Find the line containing "Enumerate this screenshot's" in the listing below; reproduce it and every line after, exactly. Skip pictures.
== == ==
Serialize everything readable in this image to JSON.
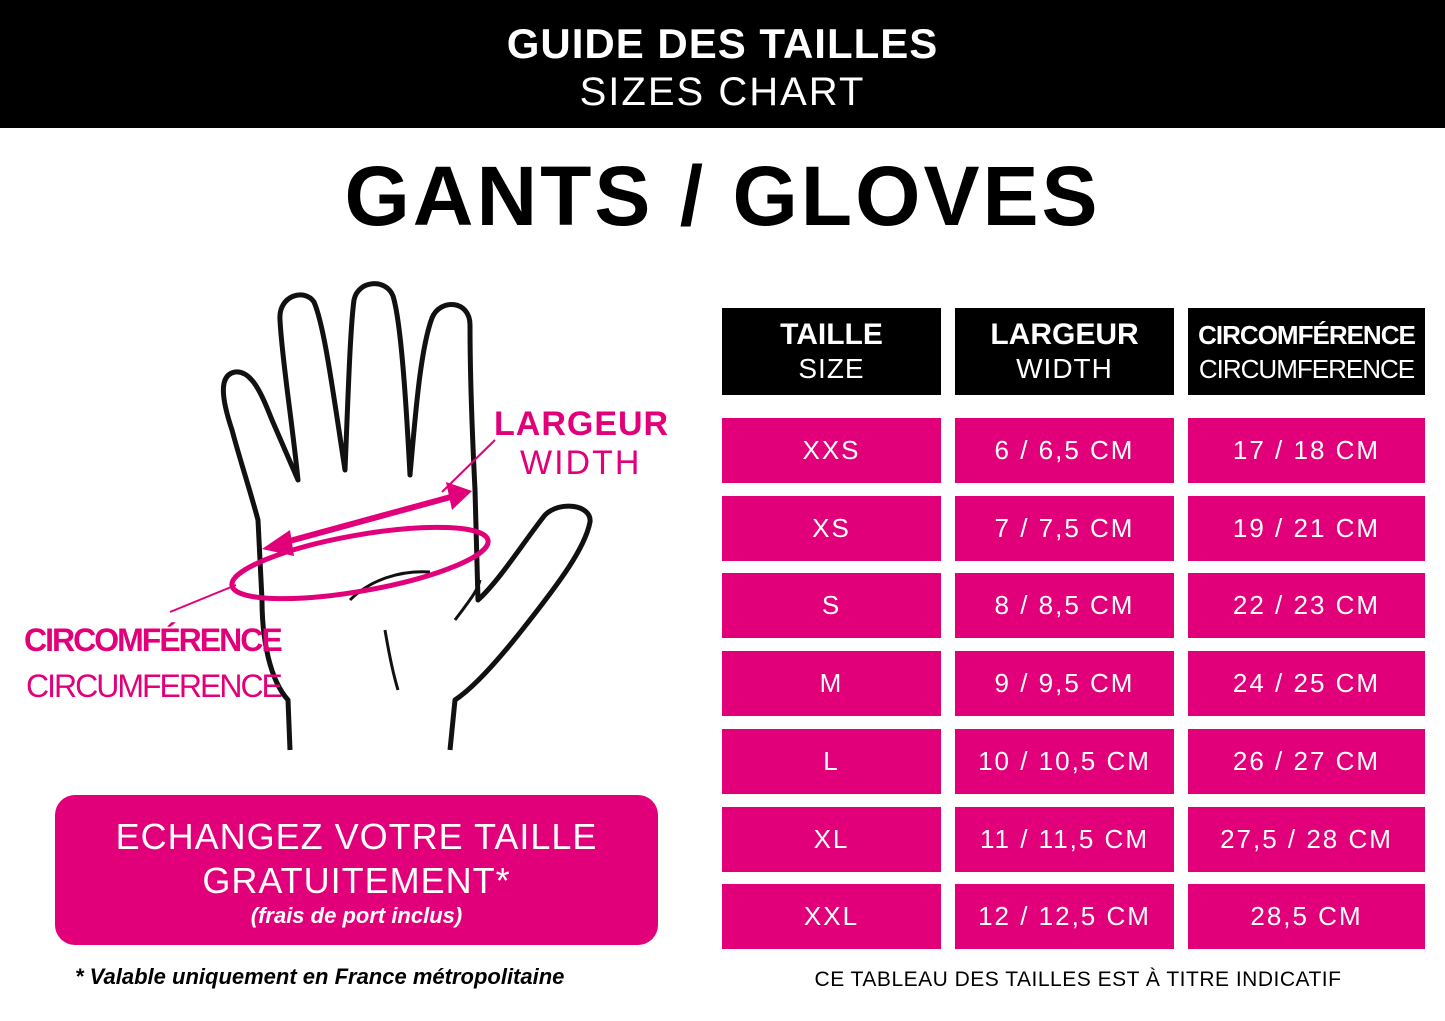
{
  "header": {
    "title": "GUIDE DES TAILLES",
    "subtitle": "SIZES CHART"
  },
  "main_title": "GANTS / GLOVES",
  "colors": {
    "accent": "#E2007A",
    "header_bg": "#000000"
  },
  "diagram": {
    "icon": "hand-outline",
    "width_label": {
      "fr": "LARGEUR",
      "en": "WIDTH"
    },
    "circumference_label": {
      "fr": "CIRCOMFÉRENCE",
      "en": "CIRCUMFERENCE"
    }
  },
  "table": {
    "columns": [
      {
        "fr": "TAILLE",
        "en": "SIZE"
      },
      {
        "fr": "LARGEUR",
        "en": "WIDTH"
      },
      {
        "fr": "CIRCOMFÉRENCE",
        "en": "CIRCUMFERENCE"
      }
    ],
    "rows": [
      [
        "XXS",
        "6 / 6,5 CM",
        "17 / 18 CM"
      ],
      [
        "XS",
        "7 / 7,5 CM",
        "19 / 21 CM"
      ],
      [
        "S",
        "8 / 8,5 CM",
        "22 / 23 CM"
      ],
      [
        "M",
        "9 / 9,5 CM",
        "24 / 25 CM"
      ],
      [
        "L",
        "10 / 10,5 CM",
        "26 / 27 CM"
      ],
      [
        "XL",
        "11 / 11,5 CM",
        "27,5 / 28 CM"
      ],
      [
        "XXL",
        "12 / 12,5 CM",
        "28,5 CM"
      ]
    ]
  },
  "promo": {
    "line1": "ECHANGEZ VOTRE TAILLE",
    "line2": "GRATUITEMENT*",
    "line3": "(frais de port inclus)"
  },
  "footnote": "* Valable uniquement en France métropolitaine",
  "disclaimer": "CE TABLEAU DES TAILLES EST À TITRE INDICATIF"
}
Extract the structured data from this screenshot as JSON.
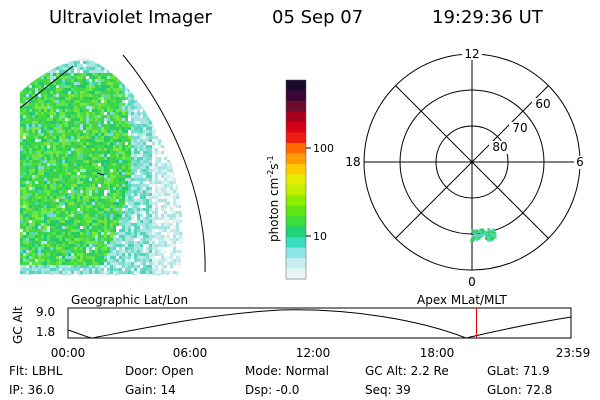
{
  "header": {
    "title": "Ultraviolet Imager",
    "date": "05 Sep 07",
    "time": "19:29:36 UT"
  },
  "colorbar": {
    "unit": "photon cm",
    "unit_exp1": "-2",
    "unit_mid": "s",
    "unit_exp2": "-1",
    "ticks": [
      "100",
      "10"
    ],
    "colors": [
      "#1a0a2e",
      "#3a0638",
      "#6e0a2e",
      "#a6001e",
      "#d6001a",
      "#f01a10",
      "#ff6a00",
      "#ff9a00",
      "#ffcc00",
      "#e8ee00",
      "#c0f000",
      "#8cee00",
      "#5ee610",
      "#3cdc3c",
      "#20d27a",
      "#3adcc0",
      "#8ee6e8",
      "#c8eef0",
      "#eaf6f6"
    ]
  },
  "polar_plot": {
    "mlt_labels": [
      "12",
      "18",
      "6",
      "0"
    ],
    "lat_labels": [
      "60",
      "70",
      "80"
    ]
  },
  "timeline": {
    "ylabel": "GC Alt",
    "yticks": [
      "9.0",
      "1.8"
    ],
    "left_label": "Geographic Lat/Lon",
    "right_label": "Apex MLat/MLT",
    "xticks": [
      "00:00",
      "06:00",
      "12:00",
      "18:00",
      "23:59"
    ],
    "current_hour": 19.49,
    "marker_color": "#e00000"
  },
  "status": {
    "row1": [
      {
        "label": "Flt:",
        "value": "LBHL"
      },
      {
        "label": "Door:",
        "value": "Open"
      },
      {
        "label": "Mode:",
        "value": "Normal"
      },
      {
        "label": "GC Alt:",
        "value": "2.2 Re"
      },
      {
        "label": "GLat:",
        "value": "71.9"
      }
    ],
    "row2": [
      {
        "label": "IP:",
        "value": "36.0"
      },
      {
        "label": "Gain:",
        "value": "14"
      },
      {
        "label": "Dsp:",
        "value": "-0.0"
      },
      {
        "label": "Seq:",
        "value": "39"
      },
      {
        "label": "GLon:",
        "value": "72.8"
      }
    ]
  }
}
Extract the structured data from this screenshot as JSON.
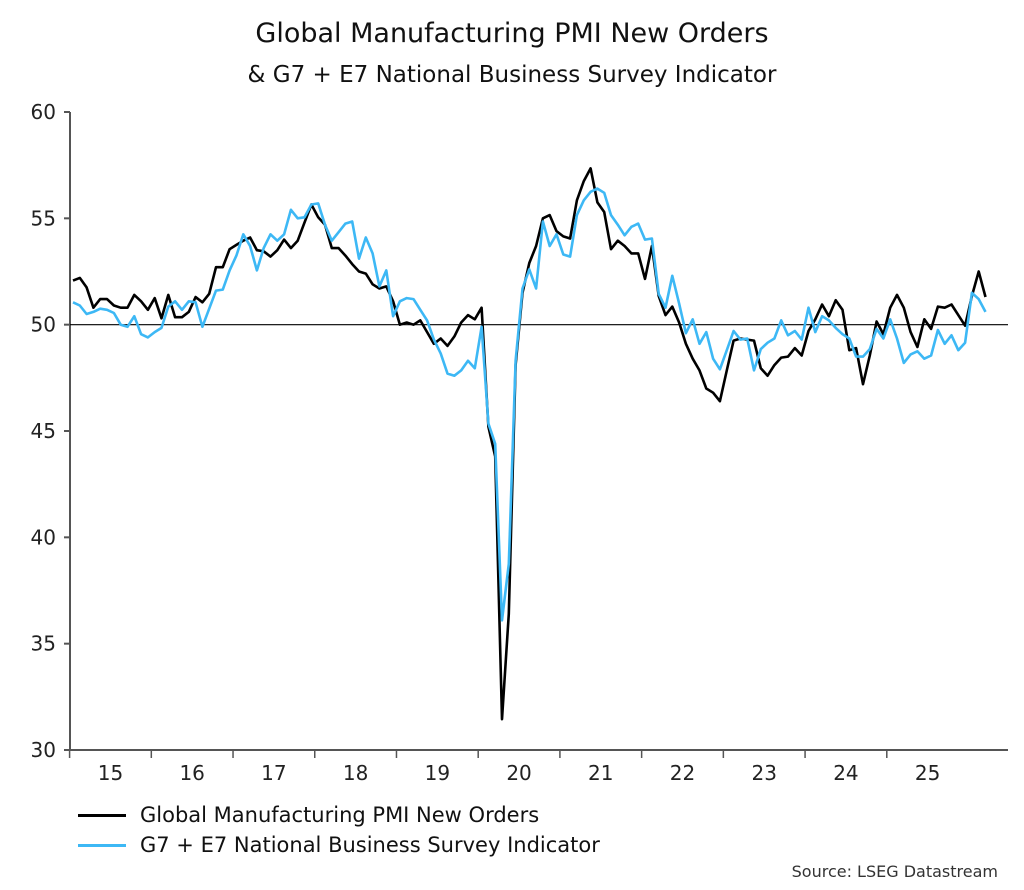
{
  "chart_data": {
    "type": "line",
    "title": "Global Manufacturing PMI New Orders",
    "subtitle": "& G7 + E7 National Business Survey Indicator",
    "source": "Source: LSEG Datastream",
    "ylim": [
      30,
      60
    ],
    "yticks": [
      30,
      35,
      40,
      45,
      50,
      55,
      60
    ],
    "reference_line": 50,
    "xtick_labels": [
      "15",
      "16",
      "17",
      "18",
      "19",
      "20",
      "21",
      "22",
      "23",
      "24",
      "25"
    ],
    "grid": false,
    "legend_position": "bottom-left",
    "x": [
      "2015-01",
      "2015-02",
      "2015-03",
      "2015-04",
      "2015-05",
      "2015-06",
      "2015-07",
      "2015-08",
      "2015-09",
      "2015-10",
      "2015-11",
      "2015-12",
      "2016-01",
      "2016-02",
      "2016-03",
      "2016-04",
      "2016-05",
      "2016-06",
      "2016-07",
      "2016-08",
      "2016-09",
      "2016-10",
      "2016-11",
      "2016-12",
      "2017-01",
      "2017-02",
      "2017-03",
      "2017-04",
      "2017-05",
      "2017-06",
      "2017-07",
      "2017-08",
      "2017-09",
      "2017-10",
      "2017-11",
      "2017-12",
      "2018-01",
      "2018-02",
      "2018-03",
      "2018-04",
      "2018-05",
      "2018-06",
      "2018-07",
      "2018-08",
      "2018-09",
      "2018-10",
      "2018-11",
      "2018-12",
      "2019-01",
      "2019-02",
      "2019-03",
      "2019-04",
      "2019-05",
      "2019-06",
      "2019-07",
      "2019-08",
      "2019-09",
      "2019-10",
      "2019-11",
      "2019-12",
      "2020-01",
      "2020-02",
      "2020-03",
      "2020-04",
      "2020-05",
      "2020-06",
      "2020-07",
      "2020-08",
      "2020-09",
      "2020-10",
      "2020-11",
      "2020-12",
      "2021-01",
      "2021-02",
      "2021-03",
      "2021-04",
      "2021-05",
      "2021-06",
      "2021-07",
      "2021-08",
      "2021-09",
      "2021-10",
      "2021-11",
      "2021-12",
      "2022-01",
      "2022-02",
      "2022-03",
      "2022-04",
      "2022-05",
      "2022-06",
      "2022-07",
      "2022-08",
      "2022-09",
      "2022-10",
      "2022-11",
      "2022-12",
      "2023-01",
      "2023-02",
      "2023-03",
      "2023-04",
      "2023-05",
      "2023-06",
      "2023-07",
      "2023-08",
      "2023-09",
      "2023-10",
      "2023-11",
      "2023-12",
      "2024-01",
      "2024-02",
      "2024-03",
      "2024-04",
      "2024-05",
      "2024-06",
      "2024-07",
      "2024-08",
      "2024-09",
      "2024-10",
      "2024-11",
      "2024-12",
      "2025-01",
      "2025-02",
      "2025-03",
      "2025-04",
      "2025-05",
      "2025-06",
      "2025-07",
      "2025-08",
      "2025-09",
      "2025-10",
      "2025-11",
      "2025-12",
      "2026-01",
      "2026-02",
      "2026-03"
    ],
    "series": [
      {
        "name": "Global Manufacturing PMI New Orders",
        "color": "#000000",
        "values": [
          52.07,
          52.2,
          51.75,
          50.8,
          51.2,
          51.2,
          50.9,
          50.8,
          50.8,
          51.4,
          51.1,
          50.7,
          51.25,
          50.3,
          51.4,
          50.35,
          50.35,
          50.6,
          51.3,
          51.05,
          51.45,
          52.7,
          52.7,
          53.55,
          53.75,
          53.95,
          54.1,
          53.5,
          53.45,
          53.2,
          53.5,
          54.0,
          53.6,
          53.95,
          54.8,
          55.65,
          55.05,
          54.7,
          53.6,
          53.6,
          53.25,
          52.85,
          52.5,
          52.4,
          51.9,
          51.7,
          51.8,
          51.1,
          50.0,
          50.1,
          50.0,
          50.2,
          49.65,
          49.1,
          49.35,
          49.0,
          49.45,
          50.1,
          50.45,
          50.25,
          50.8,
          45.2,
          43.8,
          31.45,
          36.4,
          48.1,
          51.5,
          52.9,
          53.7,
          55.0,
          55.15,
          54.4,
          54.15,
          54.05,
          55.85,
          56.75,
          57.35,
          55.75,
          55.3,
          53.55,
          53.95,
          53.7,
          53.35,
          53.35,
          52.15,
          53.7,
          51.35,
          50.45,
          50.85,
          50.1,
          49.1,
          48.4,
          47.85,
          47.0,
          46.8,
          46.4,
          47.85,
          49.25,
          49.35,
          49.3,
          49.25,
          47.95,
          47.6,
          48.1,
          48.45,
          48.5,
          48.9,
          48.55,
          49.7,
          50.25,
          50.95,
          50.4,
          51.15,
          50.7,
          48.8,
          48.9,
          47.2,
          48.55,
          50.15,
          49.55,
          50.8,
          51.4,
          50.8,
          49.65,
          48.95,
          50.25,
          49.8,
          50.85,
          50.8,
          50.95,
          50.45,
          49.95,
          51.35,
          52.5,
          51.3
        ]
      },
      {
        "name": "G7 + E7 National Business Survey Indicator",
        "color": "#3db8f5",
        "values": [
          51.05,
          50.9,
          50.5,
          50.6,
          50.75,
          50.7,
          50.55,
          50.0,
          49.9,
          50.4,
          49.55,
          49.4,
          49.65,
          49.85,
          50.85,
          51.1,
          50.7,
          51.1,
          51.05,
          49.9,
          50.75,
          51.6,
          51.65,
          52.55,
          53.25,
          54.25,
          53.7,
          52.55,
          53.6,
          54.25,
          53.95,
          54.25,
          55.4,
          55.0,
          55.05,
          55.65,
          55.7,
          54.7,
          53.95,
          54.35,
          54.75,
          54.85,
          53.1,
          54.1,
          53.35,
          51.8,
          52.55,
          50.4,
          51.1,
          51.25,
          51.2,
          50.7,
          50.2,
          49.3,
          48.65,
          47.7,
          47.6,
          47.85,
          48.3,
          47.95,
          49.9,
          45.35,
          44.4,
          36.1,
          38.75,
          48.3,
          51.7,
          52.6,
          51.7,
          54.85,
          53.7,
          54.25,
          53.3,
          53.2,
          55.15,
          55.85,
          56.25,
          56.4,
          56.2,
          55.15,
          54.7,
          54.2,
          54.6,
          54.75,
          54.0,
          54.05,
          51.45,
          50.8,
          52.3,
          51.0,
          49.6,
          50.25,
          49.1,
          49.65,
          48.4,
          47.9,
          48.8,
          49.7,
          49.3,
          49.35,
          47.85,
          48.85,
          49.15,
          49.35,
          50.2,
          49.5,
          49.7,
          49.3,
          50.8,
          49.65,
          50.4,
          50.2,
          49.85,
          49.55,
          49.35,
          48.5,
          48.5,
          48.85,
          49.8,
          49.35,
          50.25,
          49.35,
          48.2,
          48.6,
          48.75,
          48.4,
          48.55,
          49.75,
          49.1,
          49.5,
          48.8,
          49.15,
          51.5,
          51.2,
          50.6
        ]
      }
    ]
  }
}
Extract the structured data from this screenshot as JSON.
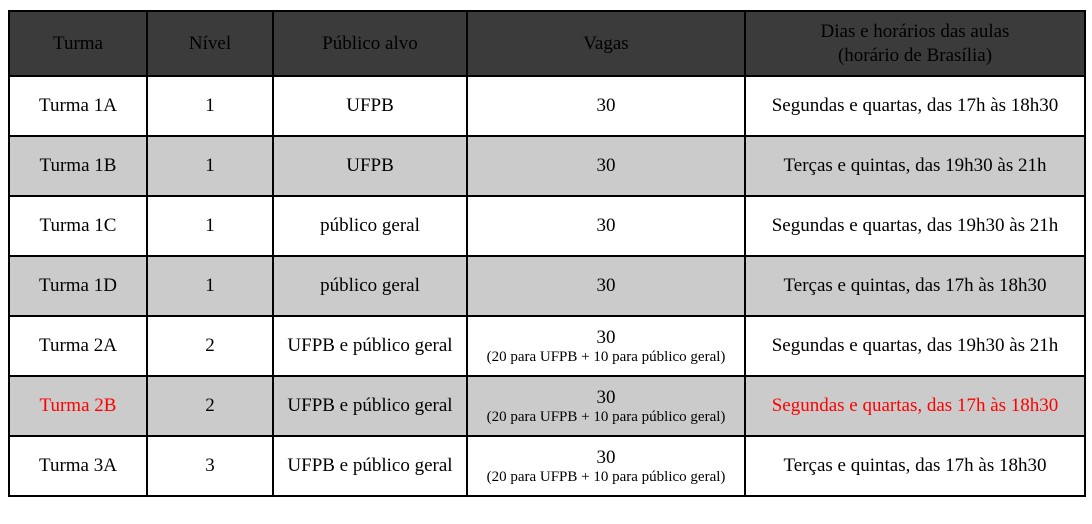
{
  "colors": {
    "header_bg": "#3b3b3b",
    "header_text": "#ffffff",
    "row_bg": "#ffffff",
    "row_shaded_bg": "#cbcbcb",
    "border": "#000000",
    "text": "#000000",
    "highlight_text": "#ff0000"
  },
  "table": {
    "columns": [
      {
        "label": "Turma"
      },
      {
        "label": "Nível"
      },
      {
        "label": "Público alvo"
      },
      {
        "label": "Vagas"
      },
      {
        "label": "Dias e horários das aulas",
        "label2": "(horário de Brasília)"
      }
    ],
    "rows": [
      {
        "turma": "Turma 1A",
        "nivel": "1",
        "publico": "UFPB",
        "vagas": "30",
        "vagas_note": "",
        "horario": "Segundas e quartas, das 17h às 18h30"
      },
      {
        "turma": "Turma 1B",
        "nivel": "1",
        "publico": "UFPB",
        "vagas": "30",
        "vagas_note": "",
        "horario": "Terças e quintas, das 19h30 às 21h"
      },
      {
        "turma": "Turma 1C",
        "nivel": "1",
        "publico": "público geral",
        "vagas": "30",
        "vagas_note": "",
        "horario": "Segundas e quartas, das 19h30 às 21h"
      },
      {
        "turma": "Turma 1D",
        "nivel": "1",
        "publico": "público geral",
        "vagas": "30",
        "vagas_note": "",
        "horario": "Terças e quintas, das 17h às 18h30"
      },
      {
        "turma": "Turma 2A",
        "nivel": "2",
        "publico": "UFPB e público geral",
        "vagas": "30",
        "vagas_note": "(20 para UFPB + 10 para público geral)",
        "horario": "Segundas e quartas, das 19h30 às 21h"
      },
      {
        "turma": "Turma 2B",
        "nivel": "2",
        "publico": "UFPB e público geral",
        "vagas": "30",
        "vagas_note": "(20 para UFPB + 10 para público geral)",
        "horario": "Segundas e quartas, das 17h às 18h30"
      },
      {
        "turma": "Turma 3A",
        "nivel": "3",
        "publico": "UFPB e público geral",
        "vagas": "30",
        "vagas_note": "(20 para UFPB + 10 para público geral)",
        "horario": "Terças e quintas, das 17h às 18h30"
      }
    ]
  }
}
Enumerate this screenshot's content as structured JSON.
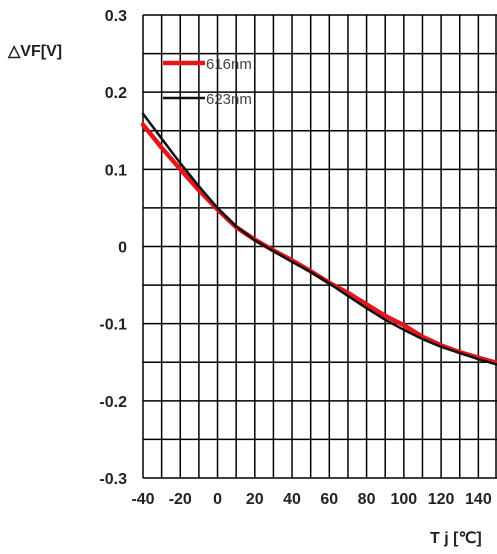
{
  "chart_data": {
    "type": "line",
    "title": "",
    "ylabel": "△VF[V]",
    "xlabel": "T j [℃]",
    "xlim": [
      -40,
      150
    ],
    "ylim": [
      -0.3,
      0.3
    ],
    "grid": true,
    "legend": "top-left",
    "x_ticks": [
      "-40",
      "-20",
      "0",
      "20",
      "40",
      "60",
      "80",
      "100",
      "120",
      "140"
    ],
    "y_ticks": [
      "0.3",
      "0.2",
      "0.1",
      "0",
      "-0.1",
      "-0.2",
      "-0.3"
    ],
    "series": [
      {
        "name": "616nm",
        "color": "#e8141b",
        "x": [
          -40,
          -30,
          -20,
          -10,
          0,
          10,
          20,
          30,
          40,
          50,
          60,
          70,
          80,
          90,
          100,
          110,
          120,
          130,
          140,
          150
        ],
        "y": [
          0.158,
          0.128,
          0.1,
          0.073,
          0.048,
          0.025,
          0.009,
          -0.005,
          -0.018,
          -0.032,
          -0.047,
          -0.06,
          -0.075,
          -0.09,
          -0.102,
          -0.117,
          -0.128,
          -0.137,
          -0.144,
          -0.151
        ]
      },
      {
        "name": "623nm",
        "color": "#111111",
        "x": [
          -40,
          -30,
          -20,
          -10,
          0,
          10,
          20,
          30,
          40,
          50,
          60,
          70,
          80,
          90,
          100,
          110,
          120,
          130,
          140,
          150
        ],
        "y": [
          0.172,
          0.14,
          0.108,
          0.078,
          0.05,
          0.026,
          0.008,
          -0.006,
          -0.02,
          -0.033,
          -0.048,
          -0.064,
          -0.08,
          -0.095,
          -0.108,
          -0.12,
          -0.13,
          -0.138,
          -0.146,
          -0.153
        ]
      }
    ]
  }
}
== == ==
ANSWER TO THIS PROBLEM:
Enumerate this screenshot's content as structured JSON.
{
  "chart_data": {
    "type": "line",
    "title": "",
    "ylabel": "△VF[V]",
    "xlabel": "T j [℃]",
    "xlim": [
      -40,
      150
    ],
    "ylim": [
      -0.3,
      0.3
    ],
    "grid": true,
    "legend": "top-left",
    "x_ticks": [
      "-40",
      "-20",
      "0",
      "20",
      "40",
      "60",
      "80",
      "100",
      "120",
      "140"
    ],
    "y_ticks": [
      "0.3",
      "0.2",
      "0.1",
      "0",
      "-0.1",
      "-0.2",
      "-0.3"
    ],
    "series": [
      {
        "name": "616nm",
        "color": "#e8141b",
        "x": [
          -40,
          -30,
          -20,
          -10,
          0,
          10,
          20,
          30,
          40,
          50,
          60,
          70,
          80,
          90,
          100,
          110,
          120,
          130,
          140,
          150
        ],
        "y": [
          0.158,
          0.128,
          0.1,
          0.073,
          0.048,
          0.025,
          0.009,
          -0.005,
          -0.018,
          -0.032,
          -0.047,
          -0.06,
          -0.075,
          -0.09,
          -0.102,
          -0.117,
          -0.128,
          -0.137,
          -0.144,
          -0.151
        ]
      },
      {
        "name": "623nm",
        "color": "#111111",
        "x": [
          -40,
          -30,
          -20,
          -10,
          0,
          10,
          20,
          30,
          40,
          50,
          60,
          70,
          80,
          90,
          100,
          110,
          120,
          130,
          140,
          150
        ],
        "y": [
          0.172,
          0.14,
          0.108,
          0.078,
          0.05,
          0.026,
          0.008,
          -0.006,
          -0.02,
          -0.033,
          -0.048,
          -0.064,
          -0.08,
          -0.095,
          -0.108,
          -0.12,
          -0.13,
          -0.138,
          -0.146,
          -0.153
        ]
      }
    ]
  }
}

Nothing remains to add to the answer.